(Records from a data source)
────────────────────

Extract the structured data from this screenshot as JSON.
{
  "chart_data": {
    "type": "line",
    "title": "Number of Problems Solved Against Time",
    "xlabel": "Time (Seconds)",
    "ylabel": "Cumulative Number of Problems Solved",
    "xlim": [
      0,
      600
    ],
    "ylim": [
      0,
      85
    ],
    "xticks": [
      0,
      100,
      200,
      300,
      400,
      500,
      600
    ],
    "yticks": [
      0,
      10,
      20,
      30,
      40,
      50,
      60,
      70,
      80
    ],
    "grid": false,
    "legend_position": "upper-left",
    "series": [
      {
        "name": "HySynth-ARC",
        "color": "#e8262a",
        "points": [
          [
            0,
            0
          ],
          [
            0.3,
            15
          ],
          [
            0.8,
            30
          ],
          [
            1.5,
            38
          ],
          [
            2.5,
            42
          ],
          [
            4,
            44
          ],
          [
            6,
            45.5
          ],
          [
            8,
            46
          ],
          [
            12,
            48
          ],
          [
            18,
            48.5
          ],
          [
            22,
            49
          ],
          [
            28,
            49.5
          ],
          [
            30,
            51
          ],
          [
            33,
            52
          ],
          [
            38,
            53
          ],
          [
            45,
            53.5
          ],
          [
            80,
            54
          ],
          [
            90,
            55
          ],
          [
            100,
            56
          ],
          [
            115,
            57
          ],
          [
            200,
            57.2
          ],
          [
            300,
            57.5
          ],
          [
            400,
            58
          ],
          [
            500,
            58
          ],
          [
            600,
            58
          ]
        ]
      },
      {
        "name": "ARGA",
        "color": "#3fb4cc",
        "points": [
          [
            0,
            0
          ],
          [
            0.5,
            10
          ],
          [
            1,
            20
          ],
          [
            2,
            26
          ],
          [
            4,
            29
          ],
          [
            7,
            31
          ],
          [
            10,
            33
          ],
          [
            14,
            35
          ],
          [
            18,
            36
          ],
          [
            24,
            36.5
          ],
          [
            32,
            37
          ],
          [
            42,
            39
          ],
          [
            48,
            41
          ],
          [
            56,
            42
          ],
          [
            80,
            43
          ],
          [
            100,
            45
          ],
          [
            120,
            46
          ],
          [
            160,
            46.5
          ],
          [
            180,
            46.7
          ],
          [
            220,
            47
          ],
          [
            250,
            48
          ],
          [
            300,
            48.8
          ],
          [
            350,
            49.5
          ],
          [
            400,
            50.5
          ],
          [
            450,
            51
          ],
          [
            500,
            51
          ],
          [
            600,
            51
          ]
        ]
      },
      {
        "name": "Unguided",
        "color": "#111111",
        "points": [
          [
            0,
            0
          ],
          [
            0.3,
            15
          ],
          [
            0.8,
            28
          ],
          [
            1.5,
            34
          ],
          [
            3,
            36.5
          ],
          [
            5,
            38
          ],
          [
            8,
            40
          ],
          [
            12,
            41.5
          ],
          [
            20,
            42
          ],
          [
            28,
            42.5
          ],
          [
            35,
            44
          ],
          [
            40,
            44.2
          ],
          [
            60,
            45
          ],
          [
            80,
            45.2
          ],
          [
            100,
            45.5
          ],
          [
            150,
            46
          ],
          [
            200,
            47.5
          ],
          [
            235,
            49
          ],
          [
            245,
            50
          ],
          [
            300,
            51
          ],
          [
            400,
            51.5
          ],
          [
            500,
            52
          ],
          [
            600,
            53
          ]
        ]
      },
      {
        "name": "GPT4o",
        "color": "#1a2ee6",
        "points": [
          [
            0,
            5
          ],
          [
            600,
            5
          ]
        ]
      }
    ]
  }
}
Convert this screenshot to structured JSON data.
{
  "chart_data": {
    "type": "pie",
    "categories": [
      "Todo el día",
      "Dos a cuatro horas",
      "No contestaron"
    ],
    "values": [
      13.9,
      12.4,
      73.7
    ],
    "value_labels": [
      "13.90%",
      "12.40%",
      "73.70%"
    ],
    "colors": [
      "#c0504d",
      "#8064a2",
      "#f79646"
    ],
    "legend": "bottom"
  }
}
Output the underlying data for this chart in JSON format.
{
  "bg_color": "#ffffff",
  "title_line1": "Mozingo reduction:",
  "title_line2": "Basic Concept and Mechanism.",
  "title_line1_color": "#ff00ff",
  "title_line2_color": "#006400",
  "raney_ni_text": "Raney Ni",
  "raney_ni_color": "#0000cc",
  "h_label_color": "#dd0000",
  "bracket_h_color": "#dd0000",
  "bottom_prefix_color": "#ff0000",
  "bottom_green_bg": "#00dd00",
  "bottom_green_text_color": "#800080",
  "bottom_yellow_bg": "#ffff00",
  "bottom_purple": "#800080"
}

────────────────────

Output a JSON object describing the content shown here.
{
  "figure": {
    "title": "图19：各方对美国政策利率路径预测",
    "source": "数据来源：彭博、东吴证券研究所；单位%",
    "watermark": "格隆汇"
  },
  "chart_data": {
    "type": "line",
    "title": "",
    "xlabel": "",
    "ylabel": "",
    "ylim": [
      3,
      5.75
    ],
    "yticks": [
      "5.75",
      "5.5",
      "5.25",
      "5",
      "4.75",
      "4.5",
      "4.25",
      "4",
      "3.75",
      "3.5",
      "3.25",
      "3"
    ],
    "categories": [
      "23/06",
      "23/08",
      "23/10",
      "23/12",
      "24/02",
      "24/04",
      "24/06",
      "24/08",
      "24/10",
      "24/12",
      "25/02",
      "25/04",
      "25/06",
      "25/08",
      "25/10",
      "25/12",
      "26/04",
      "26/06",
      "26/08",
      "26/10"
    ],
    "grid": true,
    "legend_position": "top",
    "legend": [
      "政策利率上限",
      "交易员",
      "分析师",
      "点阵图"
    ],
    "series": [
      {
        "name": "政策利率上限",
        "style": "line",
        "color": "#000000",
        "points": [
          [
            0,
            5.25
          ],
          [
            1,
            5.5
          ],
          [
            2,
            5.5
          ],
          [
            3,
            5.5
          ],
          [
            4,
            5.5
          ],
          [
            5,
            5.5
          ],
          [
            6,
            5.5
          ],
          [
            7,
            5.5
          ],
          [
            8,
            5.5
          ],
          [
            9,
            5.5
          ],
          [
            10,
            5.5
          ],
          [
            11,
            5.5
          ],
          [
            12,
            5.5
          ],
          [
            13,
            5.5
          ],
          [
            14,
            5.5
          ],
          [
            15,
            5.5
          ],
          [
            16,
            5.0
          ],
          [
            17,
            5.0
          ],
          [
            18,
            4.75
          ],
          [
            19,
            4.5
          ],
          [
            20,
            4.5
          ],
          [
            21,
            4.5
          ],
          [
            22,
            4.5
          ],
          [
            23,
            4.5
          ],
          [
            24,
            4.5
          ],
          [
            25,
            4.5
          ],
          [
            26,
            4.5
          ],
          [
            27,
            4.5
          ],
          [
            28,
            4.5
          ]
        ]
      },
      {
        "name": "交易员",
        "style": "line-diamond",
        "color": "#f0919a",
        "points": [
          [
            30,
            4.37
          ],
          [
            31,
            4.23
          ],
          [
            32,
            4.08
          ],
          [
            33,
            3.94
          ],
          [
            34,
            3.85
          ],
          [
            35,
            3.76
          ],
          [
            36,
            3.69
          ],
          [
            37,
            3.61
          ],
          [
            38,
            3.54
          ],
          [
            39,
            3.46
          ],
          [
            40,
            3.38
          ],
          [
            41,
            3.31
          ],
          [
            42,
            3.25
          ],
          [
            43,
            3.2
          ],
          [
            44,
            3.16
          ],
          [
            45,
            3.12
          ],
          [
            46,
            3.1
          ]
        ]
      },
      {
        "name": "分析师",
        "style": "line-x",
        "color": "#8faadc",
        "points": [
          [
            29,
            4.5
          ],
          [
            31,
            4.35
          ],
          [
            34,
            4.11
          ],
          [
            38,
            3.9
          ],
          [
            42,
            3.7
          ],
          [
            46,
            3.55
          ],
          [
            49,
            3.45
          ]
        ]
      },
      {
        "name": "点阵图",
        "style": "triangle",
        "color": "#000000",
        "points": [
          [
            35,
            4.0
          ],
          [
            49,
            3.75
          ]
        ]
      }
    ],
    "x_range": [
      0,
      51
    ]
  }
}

────────────────────

■ BRIEF
Find every line that has "name" in it, then return those lines.

■ EXPECTED ANSWER
        "name": "HySynth-ARC",
        "name": "ARGA",
        "name": "Unguided",
        "name": "GPT4o",
        "name": "政策利率上限",
        "name": "交易员",
        "name": "分析师",
        "name": "点阵图",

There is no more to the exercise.